• [What to work on]:
a: Write out the forum thread about a side mirror that got pushed back, from "I haven't worked" up to and including "and pull hard.".
b: Repeat word for word the lines of the listing, from the line with "legend: Peak Average" up to and including the last line of the listing.

• [Text provided]:
# Repairing pushed side mirror on Chevy Cruze 2018



## Taylortaylor (Dec 14, 2021)

Hi! I hit a pole backing out of a parking space. The pole pushed mg side view mirror totally back and I can’t push it forward. The consultant at Chevy said that I need a whole new mirror. Is that true? Do you think there would be a way to push it back Into place? It doesn’t need to be perfect! (Ps i have the lid for the mirror but I’m keeping it off for now while I figure this out)


----------



## Mike Milam (Mar 3, 2017)

I haven't worked on one exactly like it, but if it can pivot that far, I see no reason why it would not pivot back. I would wrap a towel around it to protect your hands and pull hard.


----------



## SW Dweller (Jan 6, 2021)

You forgot to mention the powered part of the mirror.

When I broke my 2011 F150 passenger mirror, similar situation I could find no one to repair the mirror. So I putzed with it until it broke and used tape to hold the mirror in place. Was stopped by a cop and he SUGGESTED I get it fixed. No ticket no summons no repair order just the suggestion.

I eventually found a set of tow mirrors with puddle lights, mine did not have that feature. Found a guy on CL and he installed both sides for $100 bucks, so I had about $300 in the mirrors.

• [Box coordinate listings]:

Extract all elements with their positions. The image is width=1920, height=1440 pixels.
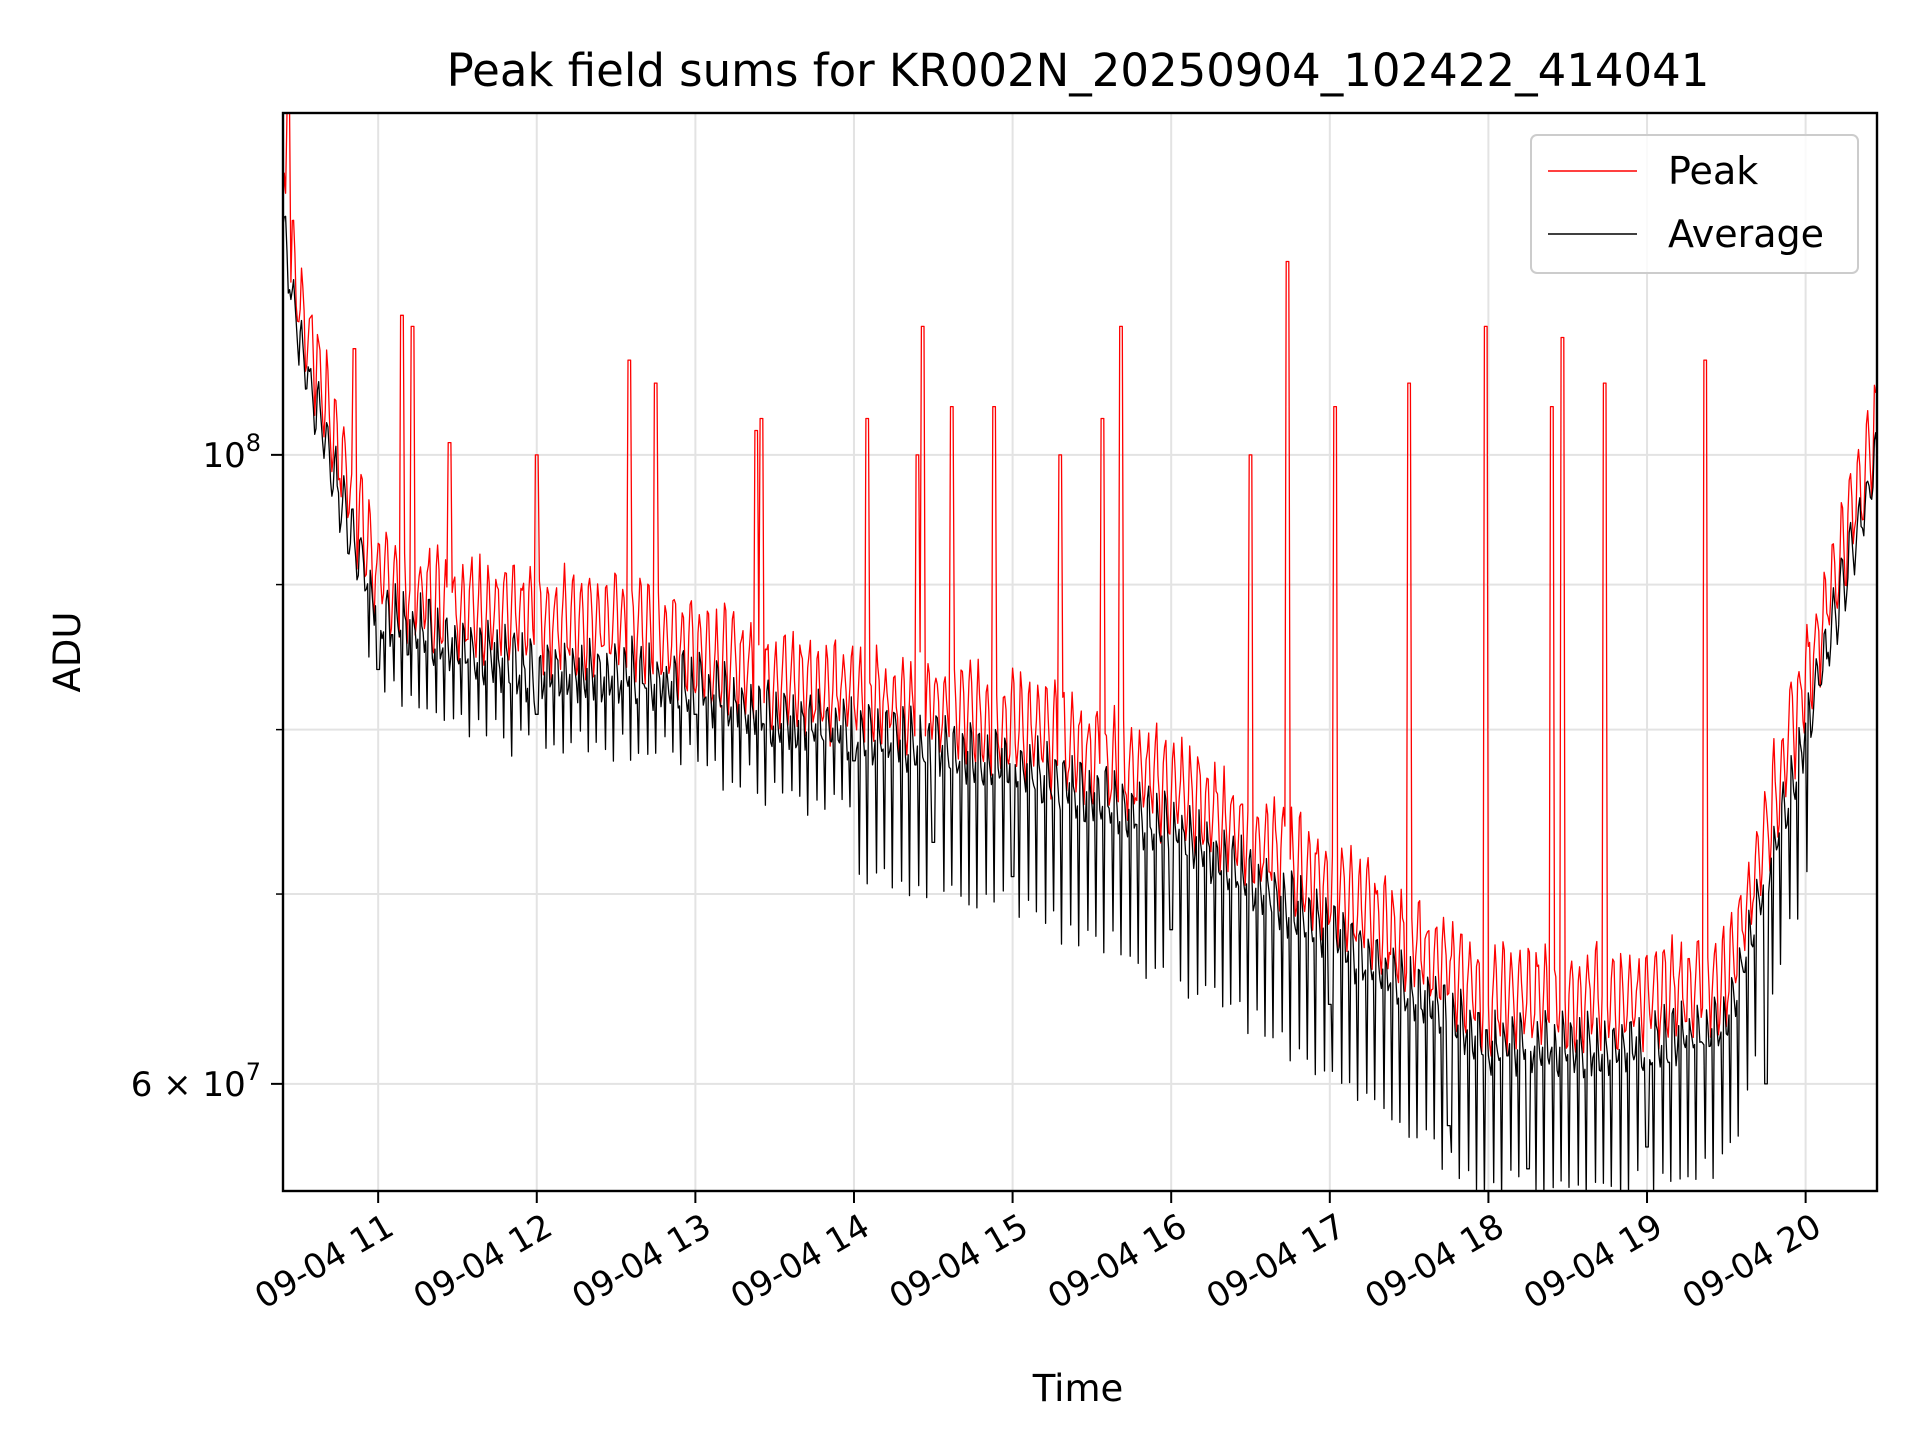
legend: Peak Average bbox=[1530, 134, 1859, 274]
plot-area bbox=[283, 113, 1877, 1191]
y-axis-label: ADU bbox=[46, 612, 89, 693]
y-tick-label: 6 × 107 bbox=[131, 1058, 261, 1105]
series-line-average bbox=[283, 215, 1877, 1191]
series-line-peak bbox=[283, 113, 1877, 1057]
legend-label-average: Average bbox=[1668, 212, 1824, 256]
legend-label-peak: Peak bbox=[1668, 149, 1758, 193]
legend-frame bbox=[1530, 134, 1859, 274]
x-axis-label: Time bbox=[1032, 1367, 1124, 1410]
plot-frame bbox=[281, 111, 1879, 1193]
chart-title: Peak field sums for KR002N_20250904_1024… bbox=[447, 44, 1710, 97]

• [The answers]:
a:
I haven't worked on one exactly like it, but if it can pivot that far, I see no reason why it would not pivot back. I would wrap a towel around it to protect your hands and pull hard.

b:
legend: Peak Average bbox=[1530, 134, 1859, 274]
plot-area bbox=[283, 113, 1877, 1191]
y-axis-label: ADU bbox=[46, 612, 89, 693]
y-tick-label: 6 × 107 bbox=[131, 1058, 261, 1105]
series-line-average bbox=[283, 215, 1877, 1191]
series-line-peak bbox=[283, 113, 1877, 1057]
legend-label-average: Average bbox=[1668, 212, 1824, 256]
legend-label-peak: Peak bbox=[1668, 149, 1758, 193]
legend-frame bbox=[1530, 134, 1859, 274]
x-axis-label: Time bbox=[1032, 1367, 1124, 1410]
plot-frame bbox=[281, 111, 1879, 1193]
chart-title: Peak field sums for KR002N_20250904_1024… bbox=[447, 44, 1710, 97]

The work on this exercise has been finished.